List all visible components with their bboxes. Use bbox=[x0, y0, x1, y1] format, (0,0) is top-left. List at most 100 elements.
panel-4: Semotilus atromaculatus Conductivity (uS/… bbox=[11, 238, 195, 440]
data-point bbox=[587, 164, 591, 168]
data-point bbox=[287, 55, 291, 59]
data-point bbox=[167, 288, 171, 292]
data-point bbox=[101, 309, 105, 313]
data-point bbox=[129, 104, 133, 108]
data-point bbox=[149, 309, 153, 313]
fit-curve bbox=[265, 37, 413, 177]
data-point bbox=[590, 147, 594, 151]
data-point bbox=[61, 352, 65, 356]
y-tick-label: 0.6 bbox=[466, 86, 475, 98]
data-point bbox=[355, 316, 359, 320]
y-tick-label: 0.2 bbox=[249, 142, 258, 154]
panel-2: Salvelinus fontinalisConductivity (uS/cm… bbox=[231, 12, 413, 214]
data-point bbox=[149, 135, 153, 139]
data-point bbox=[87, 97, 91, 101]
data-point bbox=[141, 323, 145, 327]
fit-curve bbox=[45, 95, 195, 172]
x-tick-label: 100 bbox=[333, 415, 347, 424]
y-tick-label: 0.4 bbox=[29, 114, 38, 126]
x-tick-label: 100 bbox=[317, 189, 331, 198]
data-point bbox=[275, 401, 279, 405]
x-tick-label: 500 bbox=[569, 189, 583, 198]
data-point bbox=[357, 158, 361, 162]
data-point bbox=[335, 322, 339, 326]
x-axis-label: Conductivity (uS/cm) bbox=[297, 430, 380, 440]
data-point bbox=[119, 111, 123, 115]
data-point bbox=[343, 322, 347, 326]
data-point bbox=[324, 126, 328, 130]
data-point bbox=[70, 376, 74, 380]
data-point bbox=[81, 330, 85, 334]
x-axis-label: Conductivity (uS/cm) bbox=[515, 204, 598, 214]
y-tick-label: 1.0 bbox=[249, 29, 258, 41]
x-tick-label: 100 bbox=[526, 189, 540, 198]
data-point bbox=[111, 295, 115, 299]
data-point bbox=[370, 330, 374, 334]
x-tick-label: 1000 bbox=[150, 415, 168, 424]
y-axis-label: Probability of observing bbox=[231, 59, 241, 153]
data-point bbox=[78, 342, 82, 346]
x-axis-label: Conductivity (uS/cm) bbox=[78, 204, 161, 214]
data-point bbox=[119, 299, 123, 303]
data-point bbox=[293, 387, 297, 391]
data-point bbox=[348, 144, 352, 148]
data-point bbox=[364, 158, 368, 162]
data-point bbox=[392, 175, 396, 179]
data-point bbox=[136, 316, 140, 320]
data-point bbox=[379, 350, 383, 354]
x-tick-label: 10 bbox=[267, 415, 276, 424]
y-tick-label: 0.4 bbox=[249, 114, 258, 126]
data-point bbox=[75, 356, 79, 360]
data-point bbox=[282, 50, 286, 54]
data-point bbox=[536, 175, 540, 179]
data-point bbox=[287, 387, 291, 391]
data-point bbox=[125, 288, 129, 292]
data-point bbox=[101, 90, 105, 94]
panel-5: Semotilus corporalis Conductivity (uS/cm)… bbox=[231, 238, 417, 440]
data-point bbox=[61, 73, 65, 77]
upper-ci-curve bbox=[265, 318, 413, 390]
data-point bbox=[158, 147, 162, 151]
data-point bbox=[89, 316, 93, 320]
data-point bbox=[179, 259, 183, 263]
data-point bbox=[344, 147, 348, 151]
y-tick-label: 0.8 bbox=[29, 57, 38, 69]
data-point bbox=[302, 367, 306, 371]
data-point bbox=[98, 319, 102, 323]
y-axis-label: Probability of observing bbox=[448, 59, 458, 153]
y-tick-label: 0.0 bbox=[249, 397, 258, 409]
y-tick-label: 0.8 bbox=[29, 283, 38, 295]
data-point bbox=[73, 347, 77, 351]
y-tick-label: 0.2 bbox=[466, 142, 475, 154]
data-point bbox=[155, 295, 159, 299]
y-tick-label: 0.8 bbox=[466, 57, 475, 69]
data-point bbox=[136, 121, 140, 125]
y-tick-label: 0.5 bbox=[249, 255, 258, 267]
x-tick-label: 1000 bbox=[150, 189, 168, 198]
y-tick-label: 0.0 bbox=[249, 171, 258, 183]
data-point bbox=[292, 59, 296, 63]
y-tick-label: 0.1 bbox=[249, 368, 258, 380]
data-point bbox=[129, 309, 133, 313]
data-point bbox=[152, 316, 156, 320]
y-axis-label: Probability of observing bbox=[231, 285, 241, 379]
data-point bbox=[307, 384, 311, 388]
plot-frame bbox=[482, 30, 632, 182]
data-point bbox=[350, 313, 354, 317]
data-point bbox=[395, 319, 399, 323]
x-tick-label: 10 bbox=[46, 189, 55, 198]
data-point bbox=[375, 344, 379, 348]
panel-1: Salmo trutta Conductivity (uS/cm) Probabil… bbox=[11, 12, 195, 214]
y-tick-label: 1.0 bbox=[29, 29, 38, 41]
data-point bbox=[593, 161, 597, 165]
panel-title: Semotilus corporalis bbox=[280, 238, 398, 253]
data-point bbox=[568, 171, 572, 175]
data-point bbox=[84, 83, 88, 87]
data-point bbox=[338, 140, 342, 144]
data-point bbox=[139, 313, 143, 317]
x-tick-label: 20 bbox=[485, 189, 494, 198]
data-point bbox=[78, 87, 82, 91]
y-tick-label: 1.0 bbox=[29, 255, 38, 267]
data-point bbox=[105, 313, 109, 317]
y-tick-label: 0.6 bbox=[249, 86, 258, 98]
_____
_Task to complete_: Turn the lines of every entry above into a JSON list of strings, with one string for each line and no blank lines.

_Task result_:
[
  "List all visible components with their bboxes. Use bbox=[x0, y0, x1, y1] format, (0,0) is top-left. List at most 100 elements.",
  "panel-4: Semotilus atromaculatus Conductivity (uS/… bbox=[11, 238, 195, 440]",
  "data-point bbox=[587, 164, 591, 168]",
  "data-point bbox=[287, 55, 291, 59]",
  "data-point bbox=[167, 288, 171, 292]",
  "data-point bbox=[101, 309, 105, 313]",
  "data-point bbox=[129, 104, 133, 108]",
  "data-point bbox=[149, 309, 153, 313]",
  "fit-curve bbox=[265, 37, 413, 177]",
  "data-point bbox=[590, 147, 594, 151]",
  "data-point bbox=[61, 352, 65, 356]",
  "y-tick-label: 0.6 bbox=[466, 86, 475, 98]",
  "data-point bbox=[355, 316, 359, 320]",
  "y-tick-label: 0.2 bbox=[249, 142, 258, 154]",
  "panel-2: Salvelinus fontinalisConductivity (uS/cm… bbox=[231, 12, 413, 214]",
  "data-point bbox=[149, 135, 153, 139]",
  "data-point bbox=[87, 97, 91, 101]",
  "data-point bbox=[141, 323, 145, 327]",
  "fit-curve bbox=[45, 95, 195, 172]",
  "x-tick-label: 100 bbox=[333, 415, 347, 424]",
  "y-tick-label: 0.4 bbox=[29, 114, 38, 126]",
  "x-tick-label: 100 bbox=[317, 189, 331, 198]",
  "data-point bbox=[275, 401, 279, 405]",
  "x-tick-label: 500 bbox=[569, 189, 583, 198]",
  "data-point bbox=[357, 158, 361, 162]",
  "data-point bbox=[335, 322, 339, 326]",
  "x-axis-label: Conductivity (uS/cm) bbox=[297, 430, 380, 440]",
  "data-point bbox=[119, 111, 123, 115]",
  "data-point bbox=[343, 322, 347, 326]",
  "data-point bbox=[324, 126, 328, 130]",
  "data-point bbox=[70, 376, 74, 380]",
  "data-point bbox=[81, 330, 85, 334]",
  "x-axis-label: Conductivity (uS/cm) bbox=[515, 204, 598, 214]",
  "y-tick-label: 1.0 bbox=[249, 29, 258, 41]",
  "x-tick-label: 100 bbox=[526, 189, 540, 198]",
  "data-point bbox=[111, 295, 115, 299]",
  "data-point bbox=[370, 330, 374, 334]",
  "x-tick-label: 1000 bbox=[150, 415, 168, 424]",
  "y-axis-label: Probability of observing bbox=[231, 59, 241, 153]",
  "data-point bbox=[78, 342, 82, 346]",
  "x-axis-label: Conductivity (uS/cm) bbox=[78, 204, 161, 214]",
  "data-point bbox=[119, 299, 123, 303]",
  "data-point bbox=[293, 387, 297, 391]",
  "data-point bbox=[348, 144, 352, 148]",
  "data-point bbox=[364, 158, 368, 162]",
  "data-point bbox=[392, 175, 396, 179]",
  "data-point bbox=[136, 316, 140, 320]",
  "data-point bbox=[379, 350, 383, 354]",
  "x-tick-label: 10 bbox=[267, 415, 276, 424]",
  "y-tick-label: 0.4 bbox=[249, 114, 258, 126]",
  "data-point bbox=[75, 356, 79, 360]",
  "data-point bbox=[282, 50, 286, 54]",
  "data-point bbox=[536, 175, 540, 179]",
  "data-point bbox=[287, 387, 291, 391]",
  "data-point bbox=[125, 288, 129, 292]",
  "data-point bbox=[101, 90, 105, 94]",
  "panel-5: Semotilus corporalis Conductivity (uS/cm)… bbox=[231, 238, 417, 440]",
  "data-point bbox=[61, 73, 65, 77]",
  "upper-ci-curve bbox=[265, 318, 413, 390]",
  "data-point bbox=[158, 147, 162, 151]",
  "data-point bbox=[89, 316, 93, 320]",
  "data-point bbox=[179, 259, 183, 263]",
  "data-point bbox=[344, 147, 348, 151]",
  "y-tick-label: 0.8 bbox=[29, 57, 38, 69]",
  "data-point bbox=[302, 367, 306, 371]",
  "data-point bbox=[98, 319, 102, 323]",
  "y-axis-label: Probability of observing bbox=[448, 59, 458, 153]",
  "y-tick-label: 0.0 bbox=[249, 397, 258, 409]",
  "y-tick-label: 0.8 bbox=[29, 283, 38, 295]",
  "data-point bbox=[73, 347, 77, 351]",
  "y-tick-label: 0.2 bbox=[466, 142, 475, 154]",
  "data-point bbox=[155, 295, 159, 299]",
  "y-tick-label: 0.8 bbox=[466, 57, 475, 69]",
  "data-point bbox=[136, 121, 140, 125]",
  "y-tick-label: 0.5 bbox=[249, 255, 258, 267]",
  "x-tick-label: 1000 bbox=[150, 189, 168, 198]",
  "y-tick-label: 0.0 bbox=[249, 171, 258, 183]",
  "data-point bbox=[292, 59, 296, 63]",
  "y-tick-label: 0.1 bbox=[249, 368, 258, 380]",
  "data-point bbox=[129, 309, 133, 313]",
  "data-point bbox=[152, 316, 156, 320]",
  "y-axis-label: Probability of observing bbox=[231, 285, 241, 379]",
  "data-point bbox=[307, 384, 311, 388]",
  "plot-frame bbox=[482, 30, 632, 182]",
  "data-point bbox=[350, 313, 354, 317]",
  "data-point bbox=[395, 319, 399, 323]",
  "x-tick-label: 10 bbox=[46, 189, 55, 198]",
  "data-point bbox=[375, 344, 379, 348]",
  "panel-1: Salmo trutta Conductivity (uS/cm) Probabil… bbox=[11, 12, 195, 214]",
  "y-tick-label: 1.0 bbox=[29, 29, 38, 41]",
  "data-point bbox=[593, 161, 597, 165]",
  "panel-title: Semotilus corporalis bbox=[280, 238, 398, 253]",
  "data-point bbox=[568, 171, 572, 175]",
  "data-point bbox=[84, 83, 88, 87]",
  "data-point bbox=[338, 140, 342, 144]",
  "data-point bbox=[139, 313, 143, 317]",
  "x-tick-label: 20 bbox=[485, 189, 494, 198]",
  "data-point bbox=[78, 87, 82, 91]",
  "y-tick-label: 1.0 bbox=[29, 255, 38, 267]",
  "data-point bbox=[105, 313, 109, 317]",
  "y-tick-label: 0.6 bbox=[249, 86, 258, 98]"
]